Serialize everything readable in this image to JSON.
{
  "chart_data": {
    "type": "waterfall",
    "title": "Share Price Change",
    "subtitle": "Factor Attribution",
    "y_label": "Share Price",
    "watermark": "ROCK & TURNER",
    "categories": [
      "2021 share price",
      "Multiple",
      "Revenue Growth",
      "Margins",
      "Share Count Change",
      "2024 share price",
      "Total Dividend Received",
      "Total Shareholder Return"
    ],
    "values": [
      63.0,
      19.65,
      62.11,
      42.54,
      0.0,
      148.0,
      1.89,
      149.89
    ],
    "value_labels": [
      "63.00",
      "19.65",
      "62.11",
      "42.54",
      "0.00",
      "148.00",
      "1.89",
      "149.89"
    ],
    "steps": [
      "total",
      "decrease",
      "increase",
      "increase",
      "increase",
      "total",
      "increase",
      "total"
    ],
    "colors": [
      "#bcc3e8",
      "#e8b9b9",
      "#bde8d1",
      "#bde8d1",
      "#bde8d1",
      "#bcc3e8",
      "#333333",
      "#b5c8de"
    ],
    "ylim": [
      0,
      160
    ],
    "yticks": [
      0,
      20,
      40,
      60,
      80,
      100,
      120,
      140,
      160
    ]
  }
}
********************
[Written task]
Extract each line of the material exactly as it stands.

[Task result]
Serialize everything readable in this image to JSON.
{
  "chart_data": {
    "type": "waterfall",
    "title": "Share Price Change",
    "subtitle": "Factor Attribution",
    "y_label": "Share Price",
    "watermark": "ROCK & TURNER",
    "categories": [
      "2021 share price",
      "Multiple",
      "Revenue Growth",
      "Margins",
      "Share Count Change",
      "2024 share price",
      "Total Dividend Received",
      "Total Shareholder Return"
    ],
    "values": [
      63.0,
      19.65,
      62.11,
      42.54,
      0.0,
      148.0,
      1.89,
      149.89
    ],
    "value_labels": [
      "63.00",
      "19.65",
      "62.11",
      "42.54",
      "0.00",
      "148.00",
      "1.89",
      "149.89"
    ],
    "steps": [
      "total",
      "decrease",
      "increase",
      "increase",
      "increase",
      "total",
      "increase",
      "total"
    ],
    "colors": [
      "#bcc3e8",
      "#e8b9b9",
      "#bde8d1",
      "#bde8d1",
      "#bde8d1",
      "#bcc3e8",
      "#333333",
      "#b5c8de"
    ],
    "ylim": [
      0,
      160
    ],
    "yticks": [
      0,
      20,
      40,
      60,
      80,
      100,
      120,
      140,
      160
    ]
  }
}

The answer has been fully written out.